[Data entries]
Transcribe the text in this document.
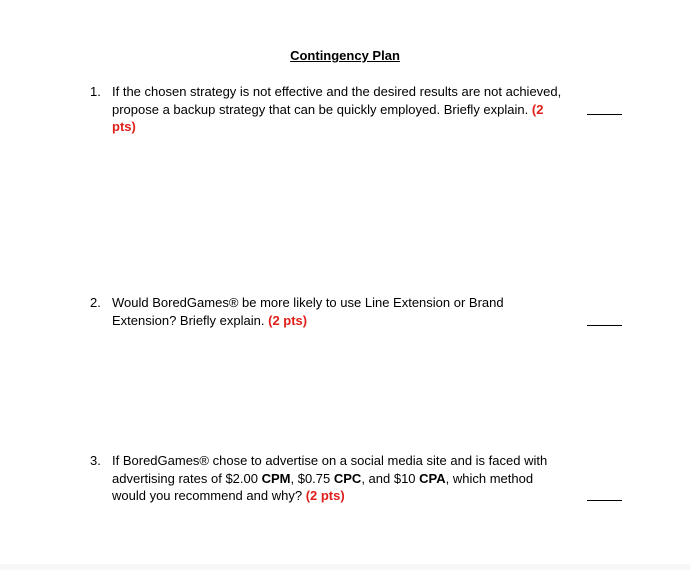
Contingency Plan
1. If the chosen strategy is not effective and the desired results are not achieved, propose a backup strategy that can be quickly employed. Briefly explain. (2 pts)
2. Would BoredGames® be more likely to use Line Extension or Brand Extension? Briefly explain. (2 pts)
3. If BoredGames® chose to advertise on a social media site and is faced with advertising rates of $2.00 CPM, $0.75 CPC, and $10 CPA, which method would you recommend and why? (2 pts)
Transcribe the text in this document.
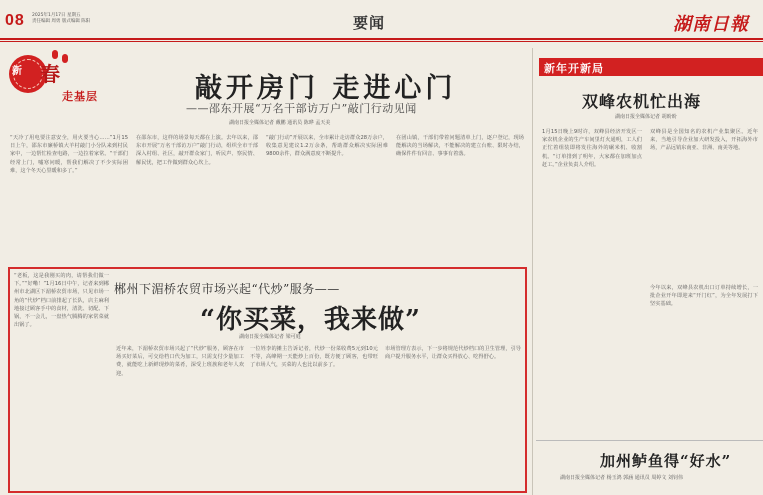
08 2025年1月17日 星期五
责任编辑 周勇 版式编辑 陈阳	要闻	湖南日報
新 春
走基层	敲开房门 走进心门
——邵东开展“万名干部访万户”敲门行动见闻
湖南日报全媒体记者 戴鹏 通讯员 陈晔 孟天美
“天冷了用电要注意安全，用火要当心……”1月15日上午，邵东市廉桥镇大羊村敲门小分队来到村民家中，一边帮忙检查电路，一边拉着家常。“干部们经常上门，嘘寒问暖，帮我们解决了不少实际困难，这个冬天心里暖和多了。”
在邵东市，这样的场景每天都在上演。去年以来，邵东市开展“万名干部访万户”敲门行动，组织全市干部深入村组、社区，敲开群众家门，听民声、察民情、解民忧，把工作做到群众心坎上。
“敲门行动”开展以来，全市累计走访群众28万余户，收集意见建议1.2万余条，帮助群众解决实际困难9800余件，群众满意度不断提升。
在团山镇，干部们带着问题清单上门，逐户登记，现场能解决的当场解决，不能解决的建立台账、限时办结，确保件件有回音、事事有着落。
郴州下湄桥农贸市场兴起“代炒”服务——
“你买菜，我来做”
湖南日报全媒体记者 梁可庭
“老板，这是我刚买的肉，请帮我们做一下。”“好嘞！”1月16日中午，记者来到郴州市北湖区下湄桥农贸市场，只见市场一角的“代炒”档口前排起了长队，店主麻利地接过顾客手中的食材，清洗、切配、下锅，不一会儿，一盘热气腾腾的家常菜就出锅了。
近年来，下湄桥农贸市场兴起了“代炒”服务，顾客在市场买好菜后，可交给档口代为加工，只需支付少量加工费，就能吃上新鲜现炒的菜肴，深受上班族和老年人欢迎。
一位姓李的摊主告诉记者，代炒一份菜收费5元到10元不等，高峰期一天能炒上百份，既方便了顾客，也带旺了市场人气，买菜的人也比以前多了。
市场管理方表示，下一步将规范代炒档口的卫生管理，引导商户提升服务水平，让群众买得放心、吃得舒心。
新年开新局
双峰农机忙出海
湖南日报全媒体记者 胡盼盼
1月15日晚上9时许，双峰县经济开发区一家农机企业的生产车间里灯火通明，工人们正忙着组装即将发往海外的碾米机、收割机。“订单排到了明年，大家都在加班加点赶工。”企业负责人介绍。
双峰县是全国知名的农机产业集聚区。近年来，当地引导企业加大研发投入，开拓海外市场，产品远销东南亚、非洲、南美等地。
今年以来，双峰县农机出口订单持续增长，一批企业开年即迎来“开门红”，为全年发展打下坚实基础。
加州鲈鱼得“好水”
湖南日报全媒体记者 杨玉鸿 郭涵 通讯员 周婷文 刘钊伟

[What to do] Omitting all images, print the listing exactly.

[Solution]
Transcribe the text in this document.
Contingency Plan
1. If the chosen strategy is not effective and the desired results are not achieved, propose a backup strategy that can be quickly employed. Briefly explain. (2 pts)
2. Would BoredGames® be more likely to use Line Extension or Brand Extension? Briefly explain. (2 pts)
3. If BoredGames® chose to advertise on a social media site and is faced with advertising rates of $2.00 CPM, $0.75 CPC, and $10 CPA, which method would you recommend and why? (2 pts)
Transcribe the text in this document.
08 2025年1月17日 星期五
责任编辑 周勇 版式编辑 陈阳	要闻	湖南日報
新 春
走基层	敲开房门 走进心门
——邵东开展“万名干部访万户”敲门行动见闻
湖南日报全媒体记者 戴鹏 通讯员 陈晔 孟天美
“天冷了用电要注意安全，用火要当心……”1月15日上午，邵东市廉桥镇大羊村敲门小分队来到村民家中，一边帮忙检查电路，一边拉着家常。“干部们经常上门，嘘寒问暖，帮我们解决了不少实际困难，这个冬天心里暖和多了。”
在邵东市，这样的场景每天都在上演。去年以来，邵东市开展“万名干部访万户”敲门行动，组织全市干部深入村组、社区，敲开群众家门，听民声、察民情、解民忧，把工作做到群众心坎上。
“敲门行动”开展以来，全市累计走访群众28万余户，收集意见建议1.2万余条，帮助群众解决实际困难9800余件，群众满意度不断提升。
在团山镇，干部们带着问题清单上门，逐户登记，现场能解决的当场解决，不能解决的建立台账、限时办结，确保件件有回音、事事有着落。
郴州下湄桥农贸市场兴起“代炒”服务——
“你买菜，我来做”
湖南日报全媒体记者 梁可庭
“老板，这是我刚买的肉，请帮我们做一下。”“好嘞！”1月16日中午，记者来到郴州市北湖区下湄桥农贸市场，只见市场一角的“代炒”档口前排起了长队，店主麻利地接过顾客手中的食材，清洗、切配、下锅，不一会儿，一盘热气腾腾的家常菜就出锅了。
近年来，下湄桥农贸市场兴起了“代炒”服务，顾客在市场买好菜后，可交给档口代为加工，只需支付少量加工费，就能吃上新鲜现炒的菜肴，深受上班族和老年人欢迎。
一位姓李的摊主告诉记者，代炒一份菜收费5元到10元不等，高峰期一天能炒上百份，既方便了顾客，也带旺了市场人气，买菜的人也比以前多了。
市场管理方表示，下一步将规范代炒档口的卫生管理，引导商户提升服务水平，让群众买得放心、吃得舒心。
新年开新局
双峰农机忙出海
湖南日报全媒体记者 胡盼盼
1月15日晚上9时许，双峰县经济开发区一家农机企业的生产车间里灯火通明，工人们正忙着组装即将发往海外的碾米机、收割机。“订单排到了明年，大家都在加班加点赶工。”企业负责人介绍。
双峰县是全国知名的农机产业集聚区。近年来，当地引导企业加大研发投入，开拓海外市场，产品远销东南亚、非洲、南美等地。
今年以来，双峰县农机出口订单持续增长，一批企业开年即迎来“开门红”，为全年发展打下坚实基础。
加州鲈鱼得“好水”
湖南日报全媒体记者 杨玉鸿 郭涵 通讯员 周婷文 刘钊伟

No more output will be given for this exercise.